**Exercise prompt:** Copy whichever lines contain the string "this".

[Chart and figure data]
__________________________________________________
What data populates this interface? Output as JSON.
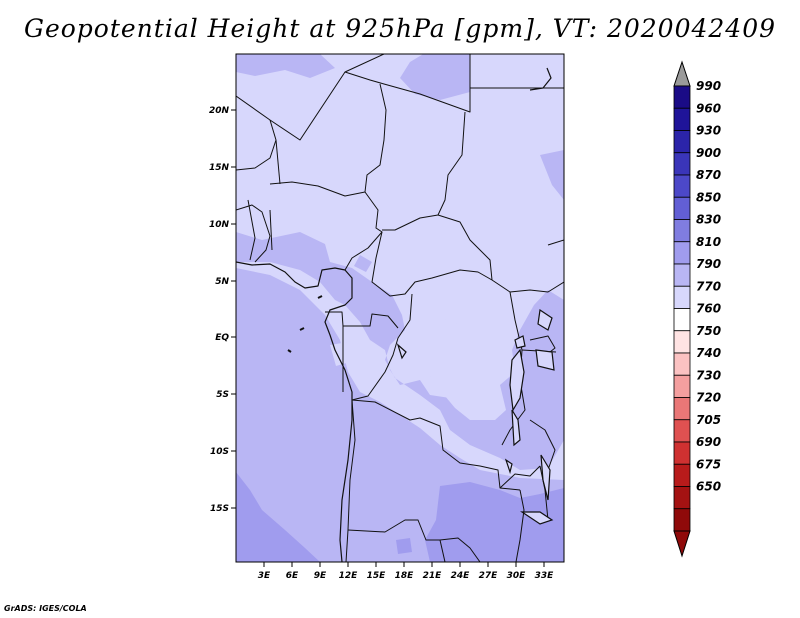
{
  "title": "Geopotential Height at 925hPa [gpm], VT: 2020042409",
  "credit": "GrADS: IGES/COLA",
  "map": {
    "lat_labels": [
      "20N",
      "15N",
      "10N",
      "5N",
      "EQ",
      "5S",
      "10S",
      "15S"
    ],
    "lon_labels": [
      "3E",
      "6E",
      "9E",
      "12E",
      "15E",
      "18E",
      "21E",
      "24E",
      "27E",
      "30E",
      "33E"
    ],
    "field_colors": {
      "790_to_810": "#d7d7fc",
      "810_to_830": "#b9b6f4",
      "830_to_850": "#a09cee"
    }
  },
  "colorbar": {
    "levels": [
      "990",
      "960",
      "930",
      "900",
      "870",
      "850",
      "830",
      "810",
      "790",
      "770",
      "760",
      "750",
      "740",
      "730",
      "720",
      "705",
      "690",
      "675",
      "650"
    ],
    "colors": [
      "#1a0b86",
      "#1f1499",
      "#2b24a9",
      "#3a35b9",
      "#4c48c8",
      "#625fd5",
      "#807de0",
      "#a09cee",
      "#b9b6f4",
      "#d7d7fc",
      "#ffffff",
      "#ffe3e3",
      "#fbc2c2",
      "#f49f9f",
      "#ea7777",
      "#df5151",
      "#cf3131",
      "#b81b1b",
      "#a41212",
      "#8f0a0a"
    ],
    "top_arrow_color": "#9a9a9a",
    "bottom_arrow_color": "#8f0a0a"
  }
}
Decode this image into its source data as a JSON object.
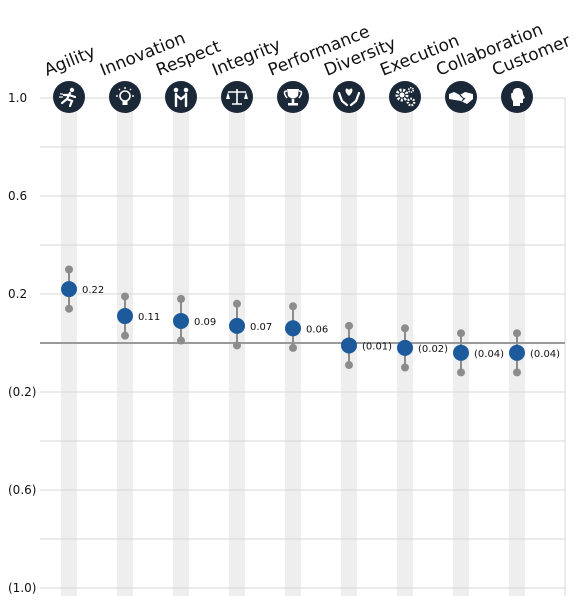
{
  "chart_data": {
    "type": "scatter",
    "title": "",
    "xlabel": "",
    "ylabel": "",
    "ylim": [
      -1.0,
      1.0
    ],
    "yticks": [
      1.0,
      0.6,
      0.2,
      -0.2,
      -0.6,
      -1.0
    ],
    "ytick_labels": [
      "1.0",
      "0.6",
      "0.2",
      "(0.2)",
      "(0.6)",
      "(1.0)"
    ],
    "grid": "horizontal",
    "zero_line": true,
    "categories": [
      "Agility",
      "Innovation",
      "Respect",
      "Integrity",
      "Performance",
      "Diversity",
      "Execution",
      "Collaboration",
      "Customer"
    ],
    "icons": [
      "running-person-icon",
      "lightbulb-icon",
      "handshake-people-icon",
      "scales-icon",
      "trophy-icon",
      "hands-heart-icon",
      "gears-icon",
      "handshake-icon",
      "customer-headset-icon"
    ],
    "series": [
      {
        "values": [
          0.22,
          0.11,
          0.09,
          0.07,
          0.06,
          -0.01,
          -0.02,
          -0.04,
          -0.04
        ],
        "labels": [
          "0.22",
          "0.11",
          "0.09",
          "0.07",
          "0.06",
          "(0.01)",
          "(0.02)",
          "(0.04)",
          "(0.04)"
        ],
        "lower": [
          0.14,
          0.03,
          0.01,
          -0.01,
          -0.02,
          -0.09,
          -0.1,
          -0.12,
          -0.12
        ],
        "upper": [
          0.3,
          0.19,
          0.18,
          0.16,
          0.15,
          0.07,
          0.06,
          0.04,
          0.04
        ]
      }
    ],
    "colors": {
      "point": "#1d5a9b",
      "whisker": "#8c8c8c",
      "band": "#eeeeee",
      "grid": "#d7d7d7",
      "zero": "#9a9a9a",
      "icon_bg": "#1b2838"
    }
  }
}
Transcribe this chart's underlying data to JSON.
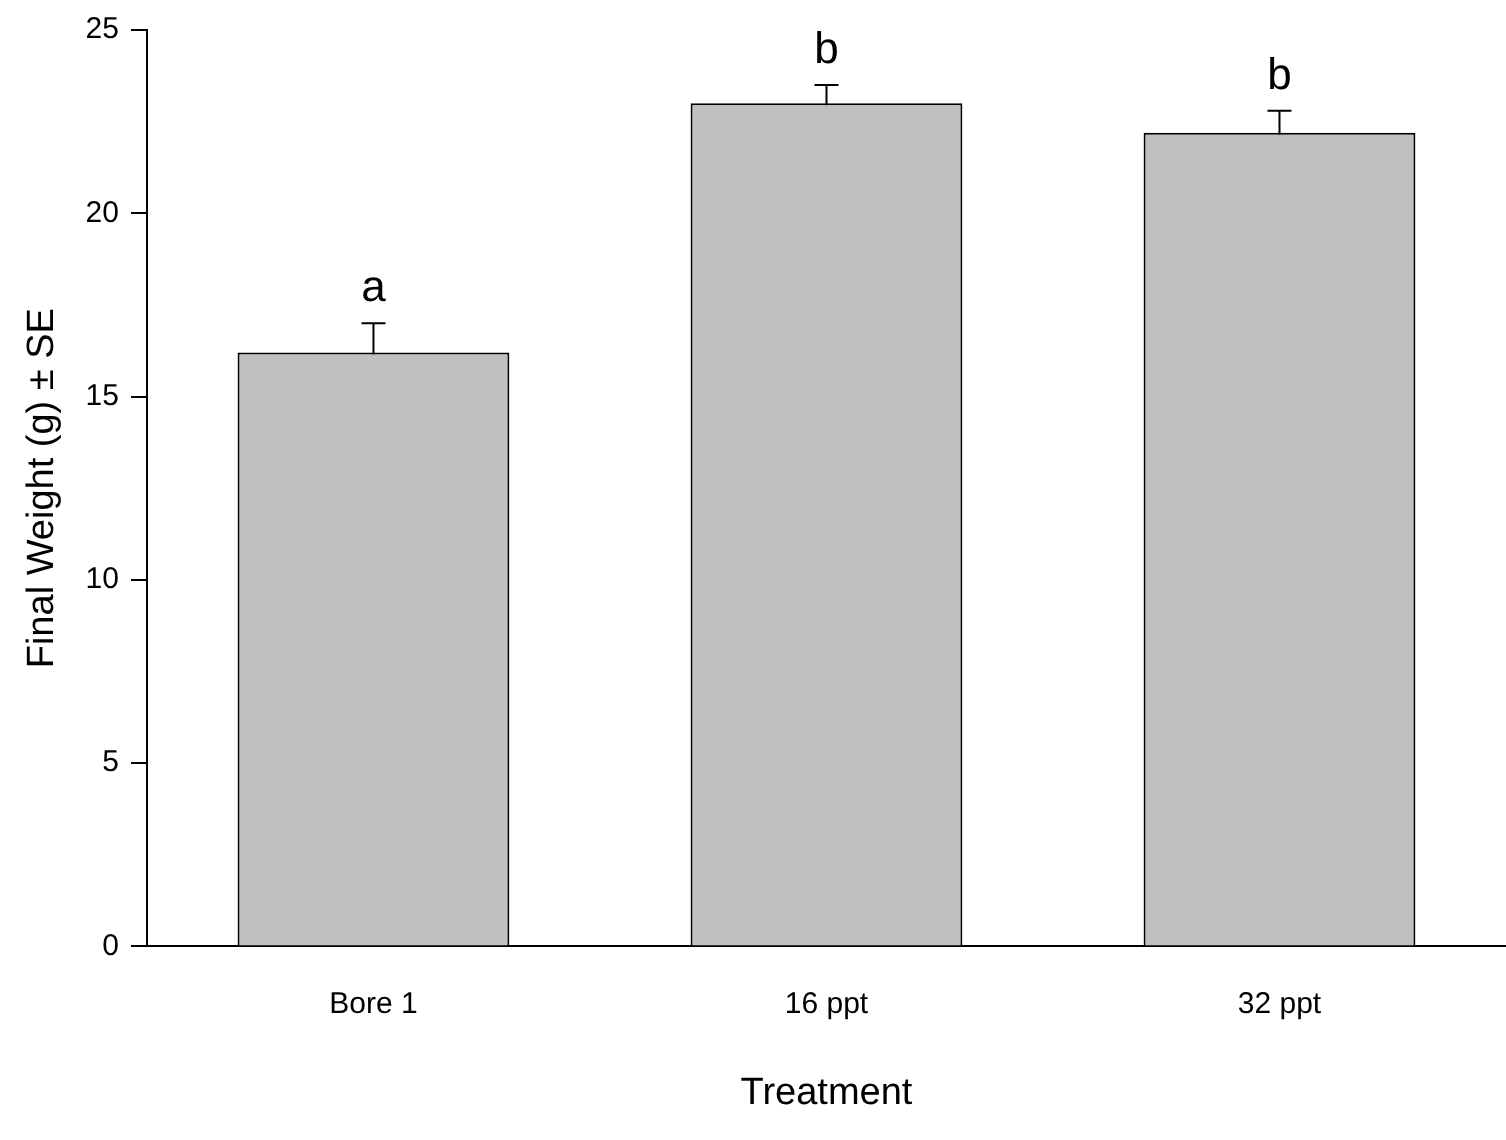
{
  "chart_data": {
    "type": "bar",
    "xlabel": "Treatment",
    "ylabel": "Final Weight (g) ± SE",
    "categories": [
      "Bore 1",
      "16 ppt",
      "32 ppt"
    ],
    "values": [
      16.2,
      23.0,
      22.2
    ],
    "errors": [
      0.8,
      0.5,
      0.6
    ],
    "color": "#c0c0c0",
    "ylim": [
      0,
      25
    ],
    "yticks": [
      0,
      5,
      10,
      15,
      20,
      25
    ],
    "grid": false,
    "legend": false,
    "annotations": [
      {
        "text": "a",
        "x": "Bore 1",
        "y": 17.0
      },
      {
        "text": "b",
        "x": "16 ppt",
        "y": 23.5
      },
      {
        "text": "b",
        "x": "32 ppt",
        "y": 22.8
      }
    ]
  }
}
__________________________________________________
**Exercise solution:**
What data populates this interface? Output as JSON.
Decode this image into its source data as a JSON object.
Transcribe this chart's underlying data to JSON.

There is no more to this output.